Extracted entries:
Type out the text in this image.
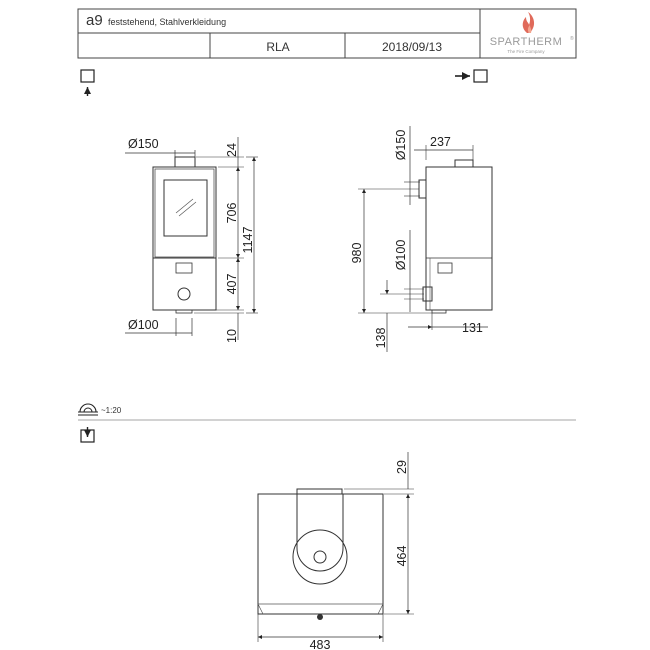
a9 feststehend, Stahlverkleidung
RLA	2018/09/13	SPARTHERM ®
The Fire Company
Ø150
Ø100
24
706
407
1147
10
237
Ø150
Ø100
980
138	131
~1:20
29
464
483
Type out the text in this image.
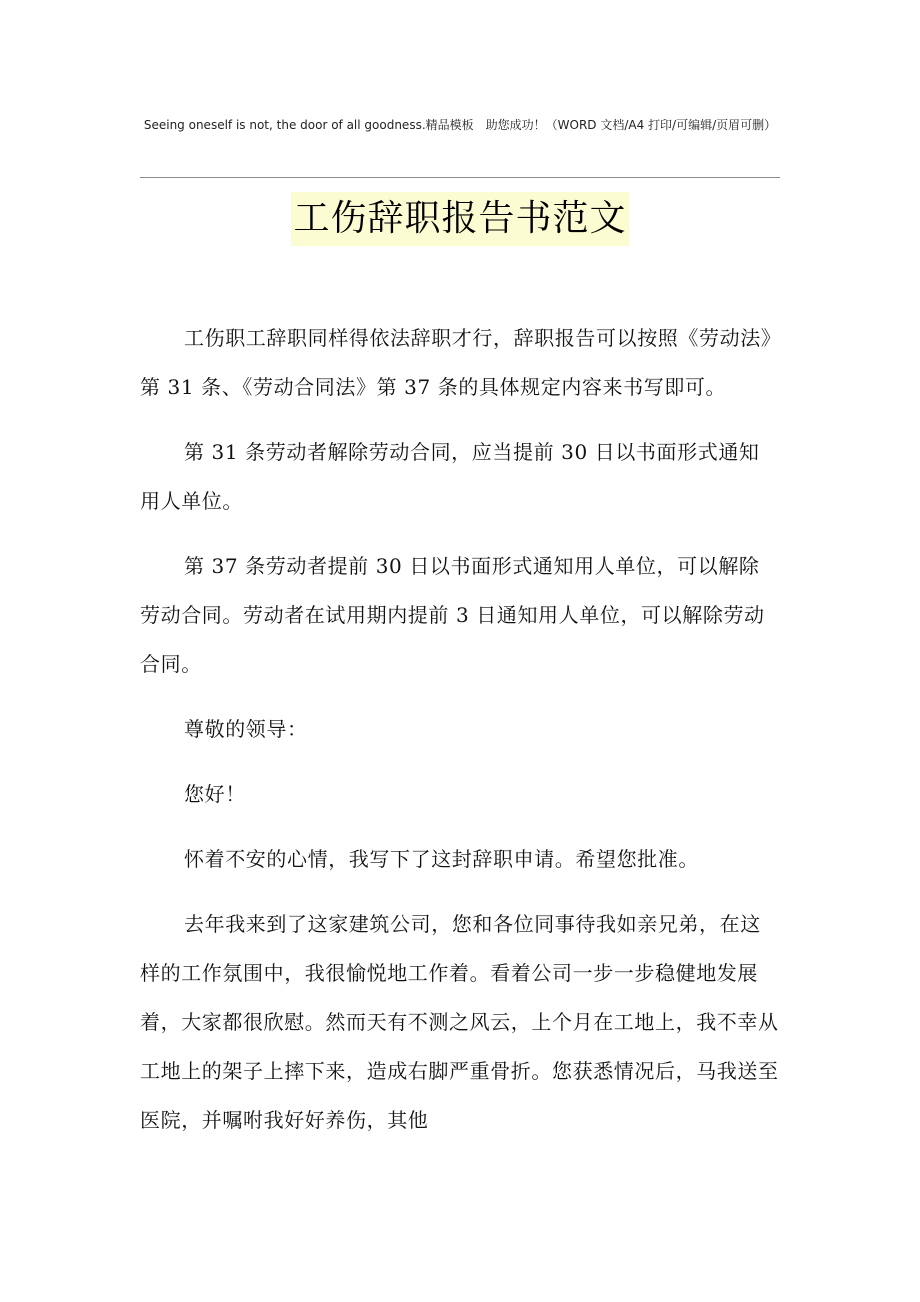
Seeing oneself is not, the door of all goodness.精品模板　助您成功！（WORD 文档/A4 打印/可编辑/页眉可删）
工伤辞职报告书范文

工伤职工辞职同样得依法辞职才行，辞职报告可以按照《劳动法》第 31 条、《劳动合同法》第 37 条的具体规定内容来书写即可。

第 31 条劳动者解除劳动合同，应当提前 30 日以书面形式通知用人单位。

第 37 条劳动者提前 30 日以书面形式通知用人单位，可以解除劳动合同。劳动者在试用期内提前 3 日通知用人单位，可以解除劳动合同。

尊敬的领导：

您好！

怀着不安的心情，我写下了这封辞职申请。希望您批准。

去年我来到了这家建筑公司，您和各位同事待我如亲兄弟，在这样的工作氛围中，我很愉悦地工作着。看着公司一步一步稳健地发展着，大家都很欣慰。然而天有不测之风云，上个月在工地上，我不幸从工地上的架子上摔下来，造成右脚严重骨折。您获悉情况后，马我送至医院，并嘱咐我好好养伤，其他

==

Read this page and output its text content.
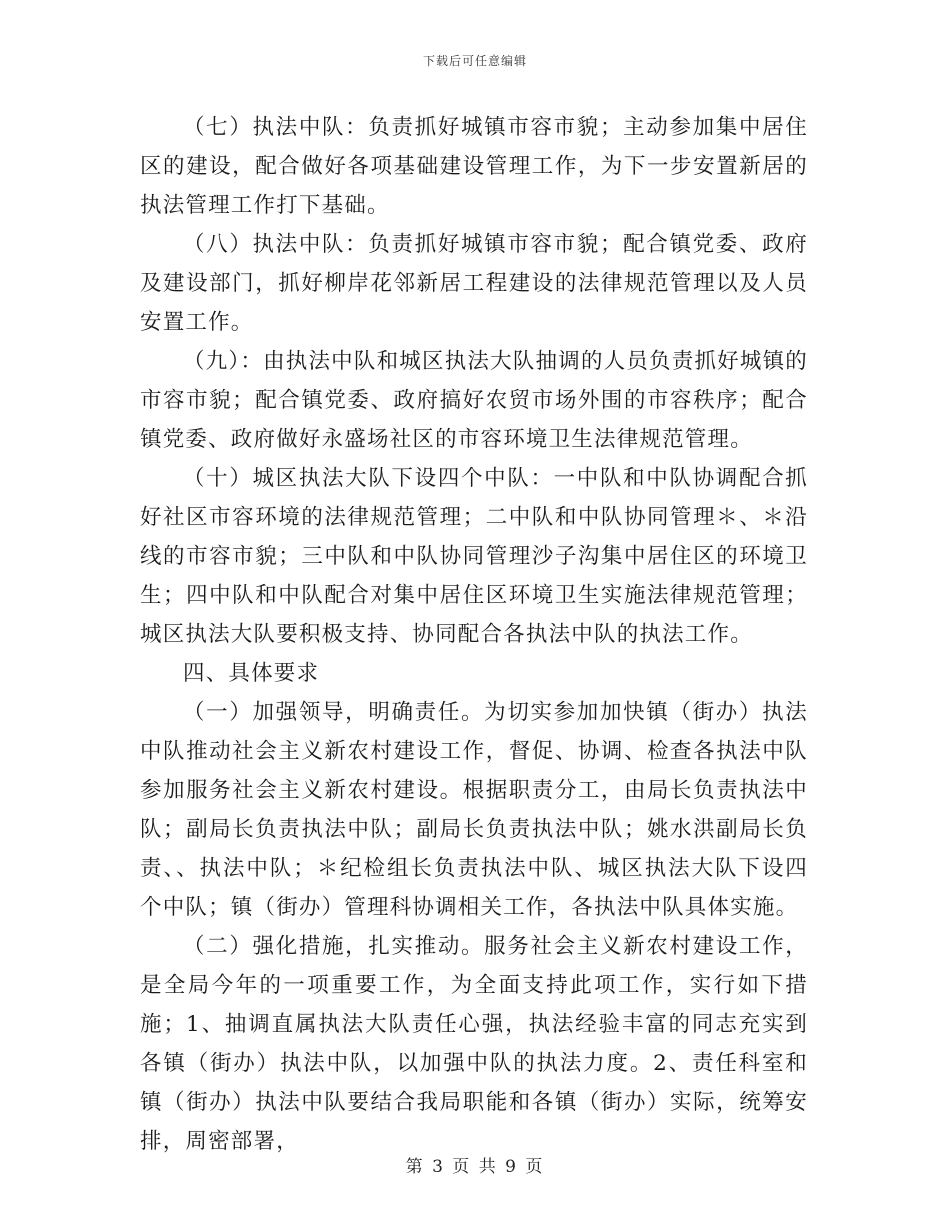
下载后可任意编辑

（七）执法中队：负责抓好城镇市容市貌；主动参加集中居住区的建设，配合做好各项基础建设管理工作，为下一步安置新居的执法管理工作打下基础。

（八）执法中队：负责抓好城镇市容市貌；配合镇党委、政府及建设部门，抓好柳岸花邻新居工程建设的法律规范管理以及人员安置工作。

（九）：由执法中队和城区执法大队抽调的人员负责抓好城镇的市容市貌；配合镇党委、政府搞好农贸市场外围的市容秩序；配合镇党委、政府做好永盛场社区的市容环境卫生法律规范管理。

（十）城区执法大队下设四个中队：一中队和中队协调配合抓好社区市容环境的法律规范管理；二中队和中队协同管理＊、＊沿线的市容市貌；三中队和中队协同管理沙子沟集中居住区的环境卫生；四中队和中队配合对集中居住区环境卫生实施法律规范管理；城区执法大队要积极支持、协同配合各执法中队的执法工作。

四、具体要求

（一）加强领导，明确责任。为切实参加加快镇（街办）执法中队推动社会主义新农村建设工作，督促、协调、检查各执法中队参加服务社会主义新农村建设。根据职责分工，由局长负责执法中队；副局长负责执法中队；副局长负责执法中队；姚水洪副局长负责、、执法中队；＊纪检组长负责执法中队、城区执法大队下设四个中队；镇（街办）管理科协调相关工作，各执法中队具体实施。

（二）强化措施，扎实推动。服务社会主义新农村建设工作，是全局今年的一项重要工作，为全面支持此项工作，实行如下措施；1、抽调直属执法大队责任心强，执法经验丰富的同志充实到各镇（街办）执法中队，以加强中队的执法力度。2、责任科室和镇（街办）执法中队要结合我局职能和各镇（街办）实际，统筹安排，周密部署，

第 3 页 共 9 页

...

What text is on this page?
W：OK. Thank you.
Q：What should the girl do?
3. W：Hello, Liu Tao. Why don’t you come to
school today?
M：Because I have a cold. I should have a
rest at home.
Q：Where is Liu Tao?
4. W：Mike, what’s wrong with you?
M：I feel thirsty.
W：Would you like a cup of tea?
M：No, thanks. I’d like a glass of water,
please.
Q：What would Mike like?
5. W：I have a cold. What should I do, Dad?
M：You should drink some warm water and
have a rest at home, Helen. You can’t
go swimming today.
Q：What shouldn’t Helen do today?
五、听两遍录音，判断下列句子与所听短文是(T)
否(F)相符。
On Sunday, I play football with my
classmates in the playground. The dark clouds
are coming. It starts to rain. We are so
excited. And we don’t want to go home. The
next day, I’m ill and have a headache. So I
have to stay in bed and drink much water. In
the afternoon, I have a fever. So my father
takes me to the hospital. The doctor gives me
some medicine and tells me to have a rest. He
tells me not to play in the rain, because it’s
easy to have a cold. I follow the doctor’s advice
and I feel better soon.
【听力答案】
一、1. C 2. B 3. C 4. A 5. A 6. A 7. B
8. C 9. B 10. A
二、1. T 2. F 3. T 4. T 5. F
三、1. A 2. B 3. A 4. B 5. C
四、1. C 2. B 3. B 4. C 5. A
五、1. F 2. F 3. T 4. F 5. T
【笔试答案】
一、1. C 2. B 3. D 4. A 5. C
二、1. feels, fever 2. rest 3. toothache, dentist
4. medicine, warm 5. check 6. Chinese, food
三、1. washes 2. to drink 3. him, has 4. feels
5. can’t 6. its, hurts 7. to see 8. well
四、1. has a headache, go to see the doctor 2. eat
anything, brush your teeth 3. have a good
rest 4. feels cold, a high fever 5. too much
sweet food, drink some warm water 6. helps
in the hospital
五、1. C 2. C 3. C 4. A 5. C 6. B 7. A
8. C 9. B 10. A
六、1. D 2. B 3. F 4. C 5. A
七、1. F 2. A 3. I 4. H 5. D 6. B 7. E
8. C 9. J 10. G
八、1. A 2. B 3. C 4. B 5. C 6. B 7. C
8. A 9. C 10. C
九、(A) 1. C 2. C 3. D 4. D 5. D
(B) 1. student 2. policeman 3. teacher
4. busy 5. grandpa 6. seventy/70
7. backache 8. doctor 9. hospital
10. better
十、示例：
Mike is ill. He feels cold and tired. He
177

What is required:
Select every line where the word "doctor" occurs.

Final answer:
takes me to the hospital. The doctor gives me
easy to have a cold. I follow the doctor’s advice
四、1. has a headache, go to see the doctor 2. eat
7. backache 8. doctor 9. hospital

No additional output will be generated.